▶ **EXERCISE DESCRIPTION**
Go over the entries below line by line, copying each one that contains the word "JSON".

[Figure record listings]
------------------------

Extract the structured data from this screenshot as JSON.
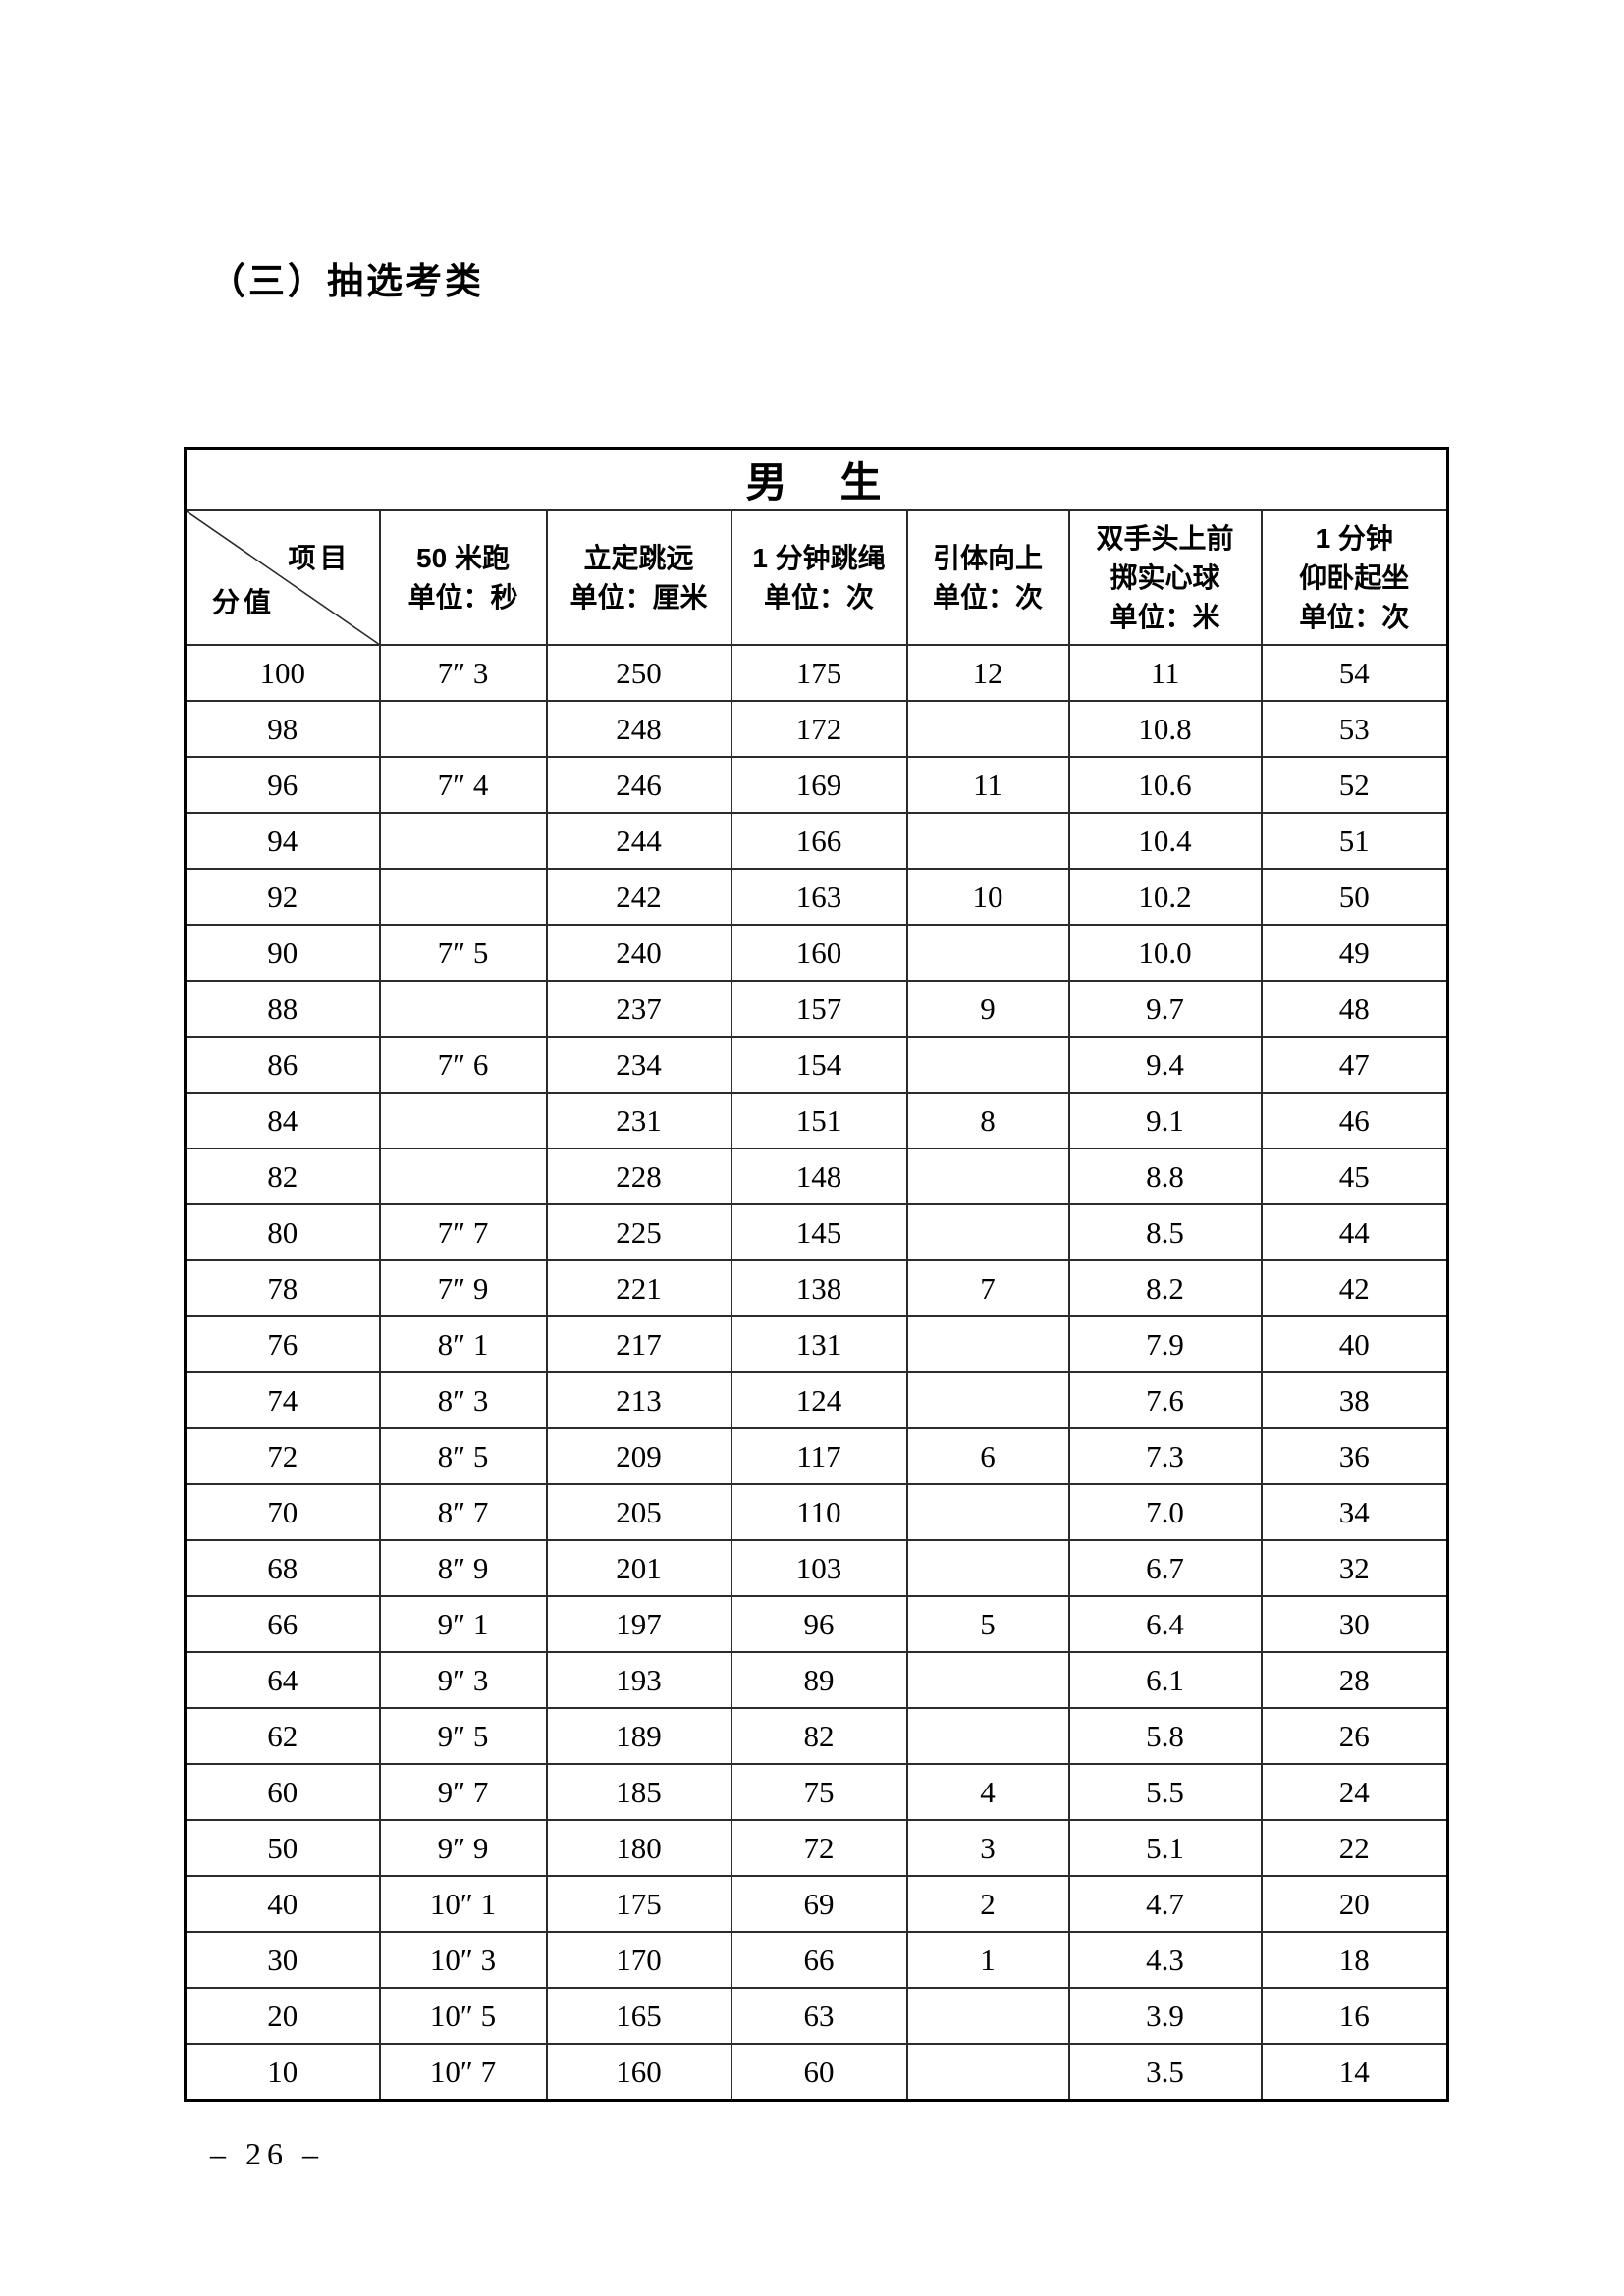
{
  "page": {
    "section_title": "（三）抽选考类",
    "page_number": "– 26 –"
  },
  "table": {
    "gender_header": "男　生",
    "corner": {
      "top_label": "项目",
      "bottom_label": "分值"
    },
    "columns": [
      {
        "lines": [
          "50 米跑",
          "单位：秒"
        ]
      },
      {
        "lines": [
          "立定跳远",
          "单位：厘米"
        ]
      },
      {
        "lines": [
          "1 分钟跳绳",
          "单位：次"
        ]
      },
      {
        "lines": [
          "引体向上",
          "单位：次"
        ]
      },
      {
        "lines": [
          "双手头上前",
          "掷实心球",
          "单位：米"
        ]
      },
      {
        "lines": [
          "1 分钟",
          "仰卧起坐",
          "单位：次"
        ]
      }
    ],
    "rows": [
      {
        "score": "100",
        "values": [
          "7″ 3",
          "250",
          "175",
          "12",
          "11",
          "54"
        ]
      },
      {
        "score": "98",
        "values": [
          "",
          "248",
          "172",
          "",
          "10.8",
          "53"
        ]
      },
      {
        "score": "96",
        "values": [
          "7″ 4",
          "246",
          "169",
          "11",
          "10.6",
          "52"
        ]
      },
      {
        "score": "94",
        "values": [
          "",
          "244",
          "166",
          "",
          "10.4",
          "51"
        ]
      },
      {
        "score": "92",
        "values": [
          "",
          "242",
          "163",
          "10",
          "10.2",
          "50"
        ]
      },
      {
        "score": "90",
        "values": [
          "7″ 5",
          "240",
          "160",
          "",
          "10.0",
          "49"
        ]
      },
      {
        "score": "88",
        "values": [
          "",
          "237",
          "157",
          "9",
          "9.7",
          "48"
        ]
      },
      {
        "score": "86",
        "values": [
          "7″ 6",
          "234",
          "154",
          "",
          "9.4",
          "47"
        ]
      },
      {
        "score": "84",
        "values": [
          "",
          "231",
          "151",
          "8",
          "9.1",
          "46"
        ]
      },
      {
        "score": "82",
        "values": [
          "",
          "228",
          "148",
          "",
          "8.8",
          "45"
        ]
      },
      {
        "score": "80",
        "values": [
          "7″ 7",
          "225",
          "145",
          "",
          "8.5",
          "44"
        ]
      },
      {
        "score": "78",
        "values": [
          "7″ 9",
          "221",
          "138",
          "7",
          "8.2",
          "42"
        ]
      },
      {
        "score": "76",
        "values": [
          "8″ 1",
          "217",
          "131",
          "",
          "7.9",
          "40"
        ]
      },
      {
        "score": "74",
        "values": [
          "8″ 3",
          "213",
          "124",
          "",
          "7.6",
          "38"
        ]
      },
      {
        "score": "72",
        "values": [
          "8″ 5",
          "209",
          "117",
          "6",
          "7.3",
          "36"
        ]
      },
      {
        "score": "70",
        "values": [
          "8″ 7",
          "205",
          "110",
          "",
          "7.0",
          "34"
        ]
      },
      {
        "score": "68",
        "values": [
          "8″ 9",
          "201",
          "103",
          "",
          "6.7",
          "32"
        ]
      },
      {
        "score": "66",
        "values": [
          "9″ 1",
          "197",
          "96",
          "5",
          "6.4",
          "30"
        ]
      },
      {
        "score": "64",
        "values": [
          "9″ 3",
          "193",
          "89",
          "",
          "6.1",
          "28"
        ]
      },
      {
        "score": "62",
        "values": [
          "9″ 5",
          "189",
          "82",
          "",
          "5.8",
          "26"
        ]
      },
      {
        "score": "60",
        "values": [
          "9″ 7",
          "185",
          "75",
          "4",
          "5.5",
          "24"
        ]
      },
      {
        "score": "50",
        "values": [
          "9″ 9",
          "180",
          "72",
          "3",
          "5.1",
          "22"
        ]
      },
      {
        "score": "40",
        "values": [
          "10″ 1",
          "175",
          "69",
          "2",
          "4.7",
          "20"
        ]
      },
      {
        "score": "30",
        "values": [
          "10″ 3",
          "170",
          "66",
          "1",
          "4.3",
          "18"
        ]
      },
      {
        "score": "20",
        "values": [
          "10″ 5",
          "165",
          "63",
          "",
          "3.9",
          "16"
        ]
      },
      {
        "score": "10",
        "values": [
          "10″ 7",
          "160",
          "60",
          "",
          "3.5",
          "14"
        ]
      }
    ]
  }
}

------------------------

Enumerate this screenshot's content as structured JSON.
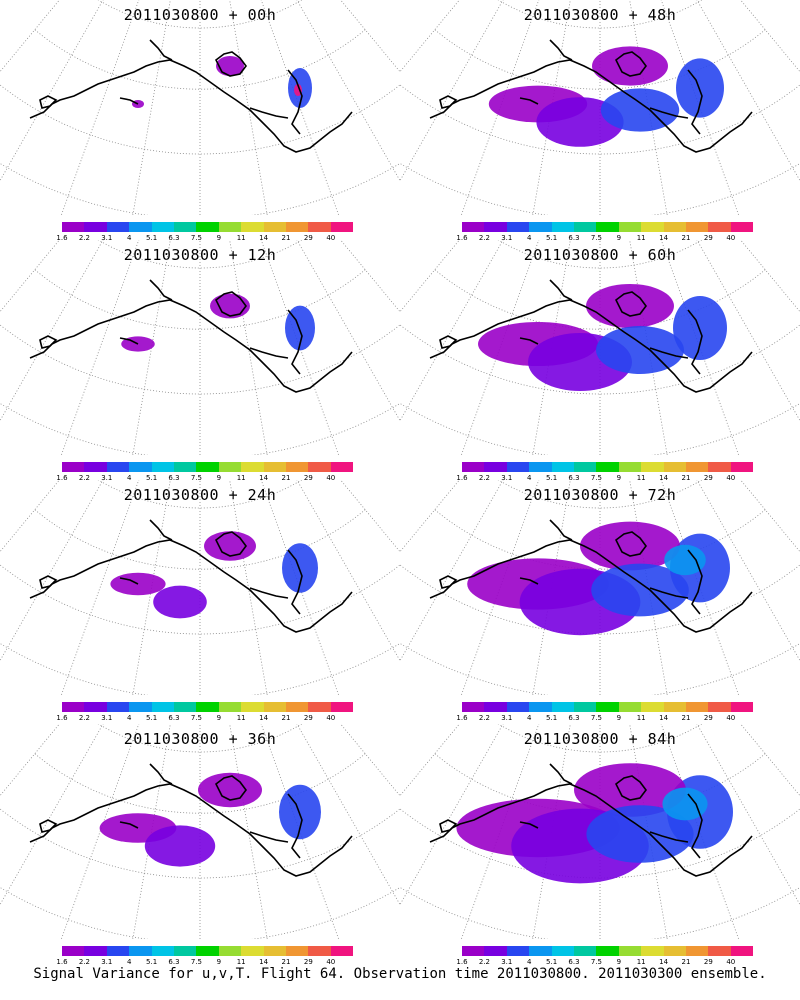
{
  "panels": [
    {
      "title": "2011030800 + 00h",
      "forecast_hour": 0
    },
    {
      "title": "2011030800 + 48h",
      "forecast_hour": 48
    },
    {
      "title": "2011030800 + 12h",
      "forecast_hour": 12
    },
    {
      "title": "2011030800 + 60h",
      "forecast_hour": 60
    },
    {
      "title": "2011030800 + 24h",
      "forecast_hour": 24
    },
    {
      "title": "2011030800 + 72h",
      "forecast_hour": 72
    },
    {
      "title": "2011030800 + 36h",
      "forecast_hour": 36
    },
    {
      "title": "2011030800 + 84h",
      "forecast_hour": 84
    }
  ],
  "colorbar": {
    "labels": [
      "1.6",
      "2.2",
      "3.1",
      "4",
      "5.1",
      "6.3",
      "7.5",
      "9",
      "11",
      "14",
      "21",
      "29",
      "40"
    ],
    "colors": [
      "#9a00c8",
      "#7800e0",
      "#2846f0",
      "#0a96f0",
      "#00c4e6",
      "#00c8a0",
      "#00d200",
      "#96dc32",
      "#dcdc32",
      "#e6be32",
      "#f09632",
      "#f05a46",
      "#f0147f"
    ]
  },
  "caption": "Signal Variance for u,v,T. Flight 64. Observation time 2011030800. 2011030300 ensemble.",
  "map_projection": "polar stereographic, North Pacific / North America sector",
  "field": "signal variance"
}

------------------------

▶ **COMPLETE ANSWER**
Extract the structured data from this screenshot as JSON.
Enumerate this screenshot's content as structured JSON.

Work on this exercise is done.